** begin Given records **

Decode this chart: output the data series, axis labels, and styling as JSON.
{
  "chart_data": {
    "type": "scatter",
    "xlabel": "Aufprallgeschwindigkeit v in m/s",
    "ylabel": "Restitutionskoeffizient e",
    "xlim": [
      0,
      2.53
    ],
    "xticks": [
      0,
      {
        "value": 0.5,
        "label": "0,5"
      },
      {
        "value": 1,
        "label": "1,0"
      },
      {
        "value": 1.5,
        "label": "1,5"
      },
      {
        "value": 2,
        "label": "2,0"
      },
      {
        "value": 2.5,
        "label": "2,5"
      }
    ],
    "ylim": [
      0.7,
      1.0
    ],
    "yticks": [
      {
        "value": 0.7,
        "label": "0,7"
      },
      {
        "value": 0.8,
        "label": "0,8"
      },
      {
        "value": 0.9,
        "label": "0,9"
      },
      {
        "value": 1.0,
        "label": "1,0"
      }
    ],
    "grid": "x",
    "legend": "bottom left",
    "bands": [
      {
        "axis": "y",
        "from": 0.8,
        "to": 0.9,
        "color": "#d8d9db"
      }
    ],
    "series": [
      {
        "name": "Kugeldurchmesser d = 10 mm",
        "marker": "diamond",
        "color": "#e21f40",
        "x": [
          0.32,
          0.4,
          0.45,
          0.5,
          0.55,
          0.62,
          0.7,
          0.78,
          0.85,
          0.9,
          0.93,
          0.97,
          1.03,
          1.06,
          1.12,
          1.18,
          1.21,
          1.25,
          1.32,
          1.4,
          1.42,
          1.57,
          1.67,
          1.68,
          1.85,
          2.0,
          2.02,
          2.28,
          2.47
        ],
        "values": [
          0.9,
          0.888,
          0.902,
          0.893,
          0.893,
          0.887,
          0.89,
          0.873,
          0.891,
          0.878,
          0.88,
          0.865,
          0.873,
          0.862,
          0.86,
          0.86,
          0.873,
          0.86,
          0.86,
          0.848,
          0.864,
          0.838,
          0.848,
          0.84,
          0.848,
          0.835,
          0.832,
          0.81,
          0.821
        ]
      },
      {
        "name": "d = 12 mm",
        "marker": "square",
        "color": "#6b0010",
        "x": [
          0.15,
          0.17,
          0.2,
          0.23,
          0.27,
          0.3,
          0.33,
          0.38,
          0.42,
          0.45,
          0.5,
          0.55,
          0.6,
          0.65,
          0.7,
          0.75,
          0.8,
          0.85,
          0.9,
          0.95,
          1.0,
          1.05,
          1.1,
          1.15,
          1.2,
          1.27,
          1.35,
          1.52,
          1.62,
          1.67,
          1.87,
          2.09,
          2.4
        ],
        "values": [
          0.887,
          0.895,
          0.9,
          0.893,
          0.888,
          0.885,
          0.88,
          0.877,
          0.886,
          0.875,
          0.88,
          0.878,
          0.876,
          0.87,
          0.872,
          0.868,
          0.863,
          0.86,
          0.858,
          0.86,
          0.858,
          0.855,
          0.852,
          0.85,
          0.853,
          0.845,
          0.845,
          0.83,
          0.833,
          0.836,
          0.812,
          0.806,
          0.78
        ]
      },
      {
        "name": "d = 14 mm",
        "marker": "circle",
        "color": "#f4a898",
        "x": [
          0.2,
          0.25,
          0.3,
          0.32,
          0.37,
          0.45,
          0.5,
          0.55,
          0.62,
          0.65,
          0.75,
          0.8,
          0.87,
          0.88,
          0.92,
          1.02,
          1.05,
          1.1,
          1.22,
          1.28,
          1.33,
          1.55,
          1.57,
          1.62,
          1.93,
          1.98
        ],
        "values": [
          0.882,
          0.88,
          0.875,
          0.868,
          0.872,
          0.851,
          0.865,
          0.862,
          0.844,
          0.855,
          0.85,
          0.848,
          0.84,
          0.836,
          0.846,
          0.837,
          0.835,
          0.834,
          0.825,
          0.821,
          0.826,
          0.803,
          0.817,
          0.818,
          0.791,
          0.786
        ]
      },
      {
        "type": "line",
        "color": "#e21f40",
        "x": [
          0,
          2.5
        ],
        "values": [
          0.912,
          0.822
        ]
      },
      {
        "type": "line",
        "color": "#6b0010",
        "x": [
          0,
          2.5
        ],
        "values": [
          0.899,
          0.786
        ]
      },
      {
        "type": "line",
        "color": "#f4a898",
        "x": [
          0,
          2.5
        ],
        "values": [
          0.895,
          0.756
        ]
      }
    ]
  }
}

** end Given records **

Exercise –
From the records above, copy every line that holds the word "name".

Answer for the task –
        "name": "Kugeldurchmesser d = 10 mm",
        "name": "d = 12 mm",
        "name": "d = 14 mm",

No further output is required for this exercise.